To do:
Set down exactly the lines from the one containing "What does this" through the last line of the records below, both included, and nothing else.

Records for the exercise:
------------------------------------
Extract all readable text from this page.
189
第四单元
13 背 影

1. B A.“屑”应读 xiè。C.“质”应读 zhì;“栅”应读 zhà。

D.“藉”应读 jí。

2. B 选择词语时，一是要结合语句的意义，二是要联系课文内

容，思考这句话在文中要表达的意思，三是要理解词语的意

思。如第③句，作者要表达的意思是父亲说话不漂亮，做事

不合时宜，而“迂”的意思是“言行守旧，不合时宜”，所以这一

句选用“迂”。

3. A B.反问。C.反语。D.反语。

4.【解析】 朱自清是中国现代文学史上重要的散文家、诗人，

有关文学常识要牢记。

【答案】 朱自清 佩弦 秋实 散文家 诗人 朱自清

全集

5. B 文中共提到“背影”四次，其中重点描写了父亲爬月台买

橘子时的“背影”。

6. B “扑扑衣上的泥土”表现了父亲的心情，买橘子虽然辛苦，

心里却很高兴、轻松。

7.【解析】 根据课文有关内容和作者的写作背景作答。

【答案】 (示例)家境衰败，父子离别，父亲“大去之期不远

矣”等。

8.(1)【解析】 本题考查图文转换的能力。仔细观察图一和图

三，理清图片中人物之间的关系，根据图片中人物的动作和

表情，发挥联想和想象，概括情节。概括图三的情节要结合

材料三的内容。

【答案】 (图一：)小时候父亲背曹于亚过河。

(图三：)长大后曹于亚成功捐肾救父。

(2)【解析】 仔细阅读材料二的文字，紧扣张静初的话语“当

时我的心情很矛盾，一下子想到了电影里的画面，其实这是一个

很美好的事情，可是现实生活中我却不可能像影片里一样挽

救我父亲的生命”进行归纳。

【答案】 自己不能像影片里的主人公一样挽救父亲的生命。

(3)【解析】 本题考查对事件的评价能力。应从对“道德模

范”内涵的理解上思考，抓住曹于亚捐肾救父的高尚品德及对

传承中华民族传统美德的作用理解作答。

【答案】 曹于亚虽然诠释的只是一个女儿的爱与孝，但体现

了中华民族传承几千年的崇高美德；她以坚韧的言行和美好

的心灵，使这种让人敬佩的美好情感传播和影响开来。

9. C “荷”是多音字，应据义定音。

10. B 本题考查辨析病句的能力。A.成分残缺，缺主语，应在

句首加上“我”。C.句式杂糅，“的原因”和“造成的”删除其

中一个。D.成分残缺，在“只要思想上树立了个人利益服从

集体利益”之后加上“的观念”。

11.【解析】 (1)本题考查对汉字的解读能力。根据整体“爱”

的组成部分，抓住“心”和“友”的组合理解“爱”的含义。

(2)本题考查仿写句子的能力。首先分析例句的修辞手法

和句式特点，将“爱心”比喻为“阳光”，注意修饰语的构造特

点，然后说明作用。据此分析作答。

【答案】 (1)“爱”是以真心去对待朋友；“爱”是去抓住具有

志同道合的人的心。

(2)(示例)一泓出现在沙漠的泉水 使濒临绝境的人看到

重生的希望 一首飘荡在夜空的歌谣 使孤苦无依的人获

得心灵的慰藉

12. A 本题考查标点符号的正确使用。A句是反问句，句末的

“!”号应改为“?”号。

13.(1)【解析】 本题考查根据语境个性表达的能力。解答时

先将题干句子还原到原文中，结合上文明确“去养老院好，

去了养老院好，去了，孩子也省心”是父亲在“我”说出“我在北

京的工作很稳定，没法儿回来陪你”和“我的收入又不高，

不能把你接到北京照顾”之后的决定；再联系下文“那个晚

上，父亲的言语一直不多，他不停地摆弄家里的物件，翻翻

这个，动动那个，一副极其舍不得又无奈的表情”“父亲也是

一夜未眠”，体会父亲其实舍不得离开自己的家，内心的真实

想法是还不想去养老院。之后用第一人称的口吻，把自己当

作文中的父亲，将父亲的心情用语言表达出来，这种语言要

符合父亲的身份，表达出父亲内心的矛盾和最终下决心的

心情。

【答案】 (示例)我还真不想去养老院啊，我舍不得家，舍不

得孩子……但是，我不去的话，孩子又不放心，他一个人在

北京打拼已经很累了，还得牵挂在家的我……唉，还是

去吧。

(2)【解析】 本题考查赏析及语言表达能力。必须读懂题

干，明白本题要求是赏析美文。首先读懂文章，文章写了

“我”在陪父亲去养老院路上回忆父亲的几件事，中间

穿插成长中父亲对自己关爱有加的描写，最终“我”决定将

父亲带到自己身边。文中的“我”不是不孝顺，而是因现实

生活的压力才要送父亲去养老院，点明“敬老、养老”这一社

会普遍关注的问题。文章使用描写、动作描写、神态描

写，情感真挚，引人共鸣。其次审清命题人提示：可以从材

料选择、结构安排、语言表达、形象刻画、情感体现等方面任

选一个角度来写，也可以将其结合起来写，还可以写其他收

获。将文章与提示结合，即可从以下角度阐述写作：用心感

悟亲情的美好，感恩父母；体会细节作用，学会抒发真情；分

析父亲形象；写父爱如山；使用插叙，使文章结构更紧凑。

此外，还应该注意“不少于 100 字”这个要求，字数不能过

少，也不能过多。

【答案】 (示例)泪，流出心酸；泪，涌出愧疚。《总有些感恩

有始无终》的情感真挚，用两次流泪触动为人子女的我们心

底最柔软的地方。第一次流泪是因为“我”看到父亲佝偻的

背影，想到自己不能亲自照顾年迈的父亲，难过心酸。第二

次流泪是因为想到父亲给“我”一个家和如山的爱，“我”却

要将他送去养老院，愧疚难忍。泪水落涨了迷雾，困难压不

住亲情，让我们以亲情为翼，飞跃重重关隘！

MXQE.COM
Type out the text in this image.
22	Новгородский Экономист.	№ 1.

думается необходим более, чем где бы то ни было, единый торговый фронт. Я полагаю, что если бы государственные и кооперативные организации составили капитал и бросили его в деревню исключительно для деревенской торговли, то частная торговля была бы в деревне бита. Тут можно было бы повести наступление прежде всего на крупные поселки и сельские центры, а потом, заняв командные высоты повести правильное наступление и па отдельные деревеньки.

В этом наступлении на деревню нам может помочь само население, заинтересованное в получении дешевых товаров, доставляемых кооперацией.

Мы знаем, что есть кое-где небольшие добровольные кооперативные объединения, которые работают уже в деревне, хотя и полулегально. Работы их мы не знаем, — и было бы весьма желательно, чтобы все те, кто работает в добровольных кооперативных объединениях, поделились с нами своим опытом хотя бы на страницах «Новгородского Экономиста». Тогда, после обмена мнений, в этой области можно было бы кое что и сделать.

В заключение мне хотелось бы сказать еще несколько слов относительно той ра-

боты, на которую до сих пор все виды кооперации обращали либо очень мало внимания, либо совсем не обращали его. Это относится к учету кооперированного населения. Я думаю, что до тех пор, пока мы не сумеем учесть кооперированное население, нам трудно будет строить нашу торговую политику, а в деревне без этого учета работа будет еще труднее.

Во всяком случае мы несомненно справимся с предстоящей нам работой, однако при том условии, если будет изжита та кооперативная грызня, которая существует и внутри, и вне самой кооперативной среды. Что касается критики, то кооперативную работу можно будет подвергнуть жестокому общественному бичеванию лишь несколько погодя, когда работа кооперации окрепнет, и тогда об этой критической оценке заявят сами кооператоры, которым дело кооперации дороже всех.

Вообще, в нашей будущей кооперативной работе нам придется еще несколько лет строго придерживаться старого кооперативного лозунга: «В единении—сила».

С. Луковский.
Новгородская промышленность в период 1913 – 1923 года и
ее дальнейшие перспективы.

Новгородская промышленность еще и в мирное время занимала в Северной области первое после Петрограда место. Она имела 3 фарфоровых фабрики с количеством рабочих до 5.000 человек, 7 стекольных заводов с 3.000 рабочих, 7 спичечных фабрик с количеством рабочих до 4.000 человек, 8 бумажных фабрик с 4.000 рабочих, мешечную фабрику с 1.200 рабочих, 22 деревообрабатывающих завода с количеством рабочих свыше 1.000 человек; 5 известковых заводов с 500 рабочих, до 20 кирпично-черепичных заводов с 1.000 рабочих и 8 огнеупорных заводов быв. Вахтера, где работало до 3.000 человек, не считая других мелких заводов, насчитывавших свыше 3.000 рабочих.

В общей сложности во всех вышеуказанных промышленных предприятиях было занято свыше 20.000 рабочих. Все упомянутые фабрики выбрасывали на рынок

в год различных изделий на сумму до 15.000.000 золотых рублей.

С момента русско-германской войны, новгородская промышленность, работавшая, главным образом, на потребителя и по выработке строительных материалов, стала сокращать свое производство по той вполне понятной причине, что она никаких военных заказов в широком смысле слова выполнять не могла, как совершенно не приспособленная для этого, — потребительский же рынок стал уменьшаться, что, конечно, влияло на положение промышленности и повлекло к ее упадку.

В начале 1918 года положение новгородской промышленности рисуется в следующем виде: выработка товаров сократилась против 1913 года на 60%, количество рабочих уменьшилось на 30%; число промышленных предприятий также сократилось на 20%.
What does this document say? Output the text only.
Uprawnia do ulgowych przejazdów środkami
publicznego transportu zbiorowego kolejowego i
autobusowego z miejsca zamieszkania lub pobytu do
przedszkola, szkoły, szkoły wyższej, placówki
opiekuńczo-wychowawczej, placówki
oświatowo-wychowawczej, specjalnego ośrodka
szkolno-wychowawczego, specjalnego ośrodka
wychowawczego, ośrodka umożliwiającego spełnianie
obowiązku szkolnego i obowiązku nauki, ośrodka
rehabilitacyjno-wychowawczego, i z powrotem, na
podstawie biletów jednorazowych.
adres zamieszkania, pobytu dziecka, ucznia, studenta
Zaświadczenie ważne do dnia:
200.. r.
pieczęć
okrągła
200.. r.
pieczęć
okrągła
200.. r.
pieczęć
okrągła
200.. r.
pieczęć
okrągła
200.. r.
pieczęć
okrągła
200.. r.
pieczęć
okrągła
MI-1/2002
------------------------------------
Written response:
What does this document say? Output the text only.
Uprawnia do ulgowych przejazdów środkami
publicznego transportu zbiorowego kolejowego i
autobusowego z miejsca zamieszkania lub pobytu do
przedszkola, szkoły, szkoły wyższej, placówki
opiekuńczo-wychowawczej, placówki
oświatowo-wychowawczej, specjalnego ośrodka
szkolno-wychowawczego, specjalnego ośrodka
wychowawczego, ośrodka umożliwiającego spełnianie
obowiązku szkolnego i obowiązku nauki, ośrodka
rehabilitacyjno-wychowawczego, i z powrotem, na
podstawie biletów jednorazowych.
adres zamieszkania, pobytu dziecka, ucznia, studenta
Zaświadczenie ważne do dnia:
200.. r.
pieczęć
okrągła
200.. r.
pieczęć
okrągła
200.. r.
pieczęć
okrągła
200.. r.
pieczęć
okrągła
200.. r.
pieczęć
okrągła
200.. r.
pieczęć
okrągła
MI-1/2002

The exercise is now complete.